**Excerpted text**.
--------------------

Ownership: a forgotten art?

While the responsible investment field has come a long way, the majority of investors are still treating it as an overlay, rather than truly integrating it into investment decision-making.

This is not an ideal situation for the investment industry, not to mention society at large, but it presents an opportunity for those that do integrate enviroment, social and governance (ESG) issues with investments, and do it well.

For the past three years the giant Dutch pension manager, PGGM, has had a specific portfolio, the The essence of the portfolio is a long-term investment horizon that integrates financial and ESG factors with active ownership. The Responsible Equity Portfolio is worth about 3 per cent of the overall assets of €125 billion ($167 billion).

Responsible investment 2.0

Now the head of that strategy, Alex van der Velden, and a number of the team have started a new independent firm that offers strategies managed in the same vein.

It’s the “next generation” of responsible investment evolution.

“From an investment perspective you do ESG analysis to prevent the problems. When we showed up to invest, conditional on improvement of the issues, it was win/win. The effect is greater the larger the bag of money you can put on the table,” van der Velden, who is chief investment officer of the new venture, says.

Sponsored Content

He says in the past few years there have been perceived positive moves in the market regarding ESG awareness, but in reality little uptake.

--------------------

**Information given**.
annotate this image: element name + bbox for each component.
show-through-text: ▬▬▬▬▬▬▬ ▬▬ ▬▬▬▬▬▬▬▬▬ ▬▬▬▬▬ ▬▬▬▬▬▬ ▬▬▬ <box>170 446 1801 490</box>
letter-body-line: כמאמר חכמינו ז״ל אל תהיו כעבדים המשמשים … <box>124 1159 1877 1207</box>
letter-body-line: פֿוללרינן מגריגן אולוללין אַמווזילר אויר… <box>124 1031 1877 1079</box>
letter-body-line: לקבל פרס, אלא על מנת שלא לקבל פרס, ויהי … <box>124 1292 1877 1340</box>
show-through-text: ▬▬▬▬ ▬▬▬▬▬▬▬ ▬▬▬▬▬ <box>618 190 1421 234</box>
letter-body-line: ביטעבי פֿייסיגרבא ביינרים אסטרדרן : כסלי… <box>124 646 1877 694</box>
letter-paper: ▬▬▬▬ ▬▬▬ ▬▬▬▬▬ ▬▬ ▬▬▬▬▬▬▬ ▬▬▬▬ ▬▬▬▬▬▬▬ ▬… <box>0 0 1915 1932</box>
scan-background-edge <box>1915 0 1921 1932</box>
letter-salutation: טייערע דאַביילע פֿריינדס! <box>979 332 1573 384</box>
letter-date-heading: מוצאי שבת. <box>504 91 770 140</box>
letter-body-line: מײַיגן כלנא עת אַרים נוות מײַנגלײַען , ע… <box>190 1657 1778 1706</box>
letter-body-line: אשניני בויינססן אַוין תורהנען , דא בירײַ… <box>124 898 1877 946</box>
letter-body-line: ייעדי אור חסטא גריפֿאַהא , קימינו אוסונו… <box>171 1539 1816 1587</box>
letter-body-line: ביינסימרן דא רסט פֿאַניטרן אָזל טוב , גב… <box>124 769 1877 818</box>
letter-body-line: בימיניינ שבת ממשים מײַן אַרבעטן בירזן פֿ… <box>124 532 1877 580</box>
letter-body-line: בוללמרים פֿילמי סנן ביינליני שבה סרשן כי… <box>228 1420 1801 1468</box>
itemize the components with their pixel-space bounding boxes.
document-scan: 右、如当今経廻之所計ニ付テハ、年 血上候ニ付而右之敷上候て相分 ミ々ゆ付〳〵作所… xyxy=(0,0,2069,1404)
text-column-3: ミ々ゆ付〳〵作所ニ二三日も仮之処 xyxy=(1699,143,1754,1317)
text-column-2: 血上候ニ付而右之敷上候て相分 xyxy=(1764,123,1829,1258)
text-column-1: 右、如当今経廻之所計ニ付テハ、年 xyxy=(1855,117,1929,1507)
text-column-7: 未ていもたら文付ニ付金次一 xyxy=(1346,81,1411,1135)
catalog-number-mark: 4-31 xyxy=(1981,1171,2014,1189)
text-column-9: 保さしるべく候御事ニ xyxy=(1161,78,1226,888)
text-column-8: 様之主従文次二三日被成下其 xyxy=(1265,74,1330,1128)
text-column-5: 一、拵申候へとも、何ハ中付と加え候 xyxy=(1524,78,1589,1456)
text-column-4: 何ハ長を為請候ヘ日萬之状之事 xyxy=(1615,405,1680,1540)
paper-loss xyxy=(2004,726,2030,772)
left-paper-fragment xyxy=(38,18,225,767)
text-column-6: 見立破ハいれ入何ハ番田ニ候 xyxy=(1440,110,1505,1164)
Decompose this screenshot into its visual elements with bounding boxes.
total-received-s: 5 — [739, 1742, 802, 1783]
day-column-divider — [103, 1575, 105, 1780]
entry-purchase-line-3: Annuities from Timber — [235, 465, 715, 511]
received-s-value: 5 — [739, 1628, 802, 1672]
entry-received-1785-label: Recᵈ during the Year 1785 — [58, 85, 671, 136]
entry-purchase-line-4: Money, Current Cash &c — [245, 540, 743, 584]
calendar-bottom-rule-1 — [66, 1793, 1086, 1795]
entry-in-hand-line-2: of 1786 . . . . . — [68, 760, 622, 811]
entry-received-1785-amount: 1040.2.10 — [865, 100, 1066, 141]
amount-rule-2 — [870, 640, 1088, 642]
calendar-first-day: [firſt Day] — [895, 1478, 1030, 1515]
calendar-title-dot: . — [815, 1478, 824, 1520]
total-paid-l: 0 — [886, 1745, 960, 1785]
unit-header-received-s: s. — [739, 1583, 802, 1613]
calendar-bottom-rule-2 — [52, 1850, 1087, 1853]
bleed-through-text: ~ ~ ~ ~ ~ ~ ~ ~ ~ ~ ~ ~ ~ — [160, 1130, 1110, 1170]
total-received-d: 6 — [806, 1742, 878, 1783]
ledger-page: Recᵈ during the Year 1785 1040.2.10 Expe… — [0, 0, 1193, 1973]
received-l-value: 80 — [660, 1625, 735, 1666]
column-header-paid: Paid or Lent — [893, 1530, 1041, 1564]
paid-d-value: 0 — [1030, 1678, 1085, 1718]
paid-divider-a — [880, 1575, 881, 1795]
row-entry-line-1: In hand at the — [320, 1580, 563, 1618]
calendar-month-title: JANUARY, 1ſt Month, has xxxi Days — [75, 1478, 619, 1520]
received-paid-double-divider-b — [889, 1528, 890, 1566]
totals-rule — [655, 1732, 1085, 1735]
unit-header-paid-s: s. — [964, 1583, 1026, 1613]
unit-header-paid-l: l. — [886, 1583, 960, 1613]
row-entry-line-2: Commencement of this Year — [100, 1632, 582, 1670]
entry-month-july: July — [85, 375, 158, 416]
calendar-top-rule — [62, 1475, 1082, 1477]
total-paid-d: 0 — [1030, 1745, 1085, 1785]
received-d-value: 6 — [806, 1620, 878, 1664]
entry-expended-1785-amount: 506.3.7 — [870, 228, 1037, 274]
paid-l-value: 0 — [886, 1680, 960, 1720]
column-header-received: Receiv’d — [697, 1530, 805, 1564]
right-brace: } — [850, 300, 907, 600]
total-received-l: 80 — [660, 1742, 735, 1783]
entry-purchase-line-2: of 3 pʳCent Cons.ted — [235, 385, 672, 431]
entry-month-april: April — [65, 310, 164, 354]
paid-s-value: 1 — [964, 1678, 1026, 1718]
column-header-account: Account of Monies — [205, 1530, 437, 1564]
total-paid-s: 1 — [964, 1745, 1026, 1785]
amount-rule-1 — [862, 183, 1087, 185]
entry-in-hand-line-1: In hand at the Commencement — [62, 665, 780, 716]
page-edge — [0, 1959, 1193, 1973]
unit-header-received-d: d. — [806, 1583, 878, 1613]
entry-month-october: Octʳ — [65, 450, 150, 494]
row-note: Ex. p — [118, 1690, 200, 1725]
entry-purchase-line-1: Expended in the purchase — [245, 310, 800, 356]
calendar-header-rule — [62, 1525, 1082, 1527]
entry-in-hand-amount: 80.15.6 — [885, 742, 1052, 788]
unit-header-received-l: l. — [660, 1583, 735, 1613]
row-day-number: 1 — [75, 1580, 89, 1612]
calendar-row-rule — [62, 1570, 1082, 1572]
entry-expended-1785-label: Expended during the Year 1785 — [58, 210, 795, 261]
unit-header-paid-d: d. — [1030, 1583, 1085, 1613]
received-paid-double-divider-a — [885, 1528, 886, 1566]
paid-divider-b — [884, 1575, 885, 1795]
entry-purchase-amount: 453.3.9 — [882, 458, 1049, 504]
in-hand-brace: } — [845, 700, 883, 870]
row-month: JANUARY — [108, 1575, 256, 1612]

--------------------

**List of tasks**.
1. Quote the passage on responsible investment word for word, from "This is not" down to "billion ($167 billion).".
2. Continue the article on responsible investment and active ownership, picking up after its final sentence.
The records come from a separate source and have no connection to the text.

**Replies**.
1.
This is not an ideal situation for the investment industry, not to mention society at large, but it presents an opportunity for those that do integrate enviroment, social and governance (ESG) issues with investments, and do it well.

For the past three years the giant Dutch pension manager, PGGM, has had a specific portfolio, the The essence of the portfolio is a long-term investment horizon that integrates financial and ESG factors with active ownership. The Responsible Equity Portfolio is worth about 3 per cent of the overall assets of €125 billion ($167 billion).

2.
“People accept principles of responsible investment and there is more open-mindedness to the concept. But it is also a façade that people can hide behind and do nothing. Most funds managers are hardly doing anything. If you ask at the portfolio-manager level, it is not happening at that level,” he told top1000funds.com in July last year.

It is a challenge that most investment processes don’t deal with qualitative processes like ESG or are involved in investee companies.

This next generation of responsible investing that van der Velden and his team are adopting at Ownership Capital integrates ESG considerations as part of the fundamental investment framework.

As at PGGM, the strategic objectives of the portfolio are ESG integration and active ownership, with the point of integration to see how ESG could add value to – or detract value from – a company. This is implemented through better stock selection of sustainability leaders and through better management of ESG risk by catalysing ESG improvements at laggards through active ownership.

There is a three-pronged analytical approach involving fundamental financial analysis, ESG integration and active ownership. There is also recognition that ESG analysis takes a substantial amount of time, not just to understand the specific facts but, more importantly, to understand their financial relevance, and the approach is active and concentrated.

Canary in the coalmine

Van der Velden says that many funds have adopted engagement with companies but that strategy falls short in fulfilling the original ambition.

“The investment decision has already been made,” he says. “It’s reactive engagement on policy issues not doing research and engagement before the investment. PGGM realised that to generate investment value from ESG, analysis need to be part of the investment process. The philosophy worked well: when we added ESG analysis or engaged with a company, we made better decisions.”

The process also revealed further problems within the company.

“A measure of success is returns but also the investment decisions you didn’t make, we noticed ESG problems were a canary in the coalmine for deeper issues the companies had.”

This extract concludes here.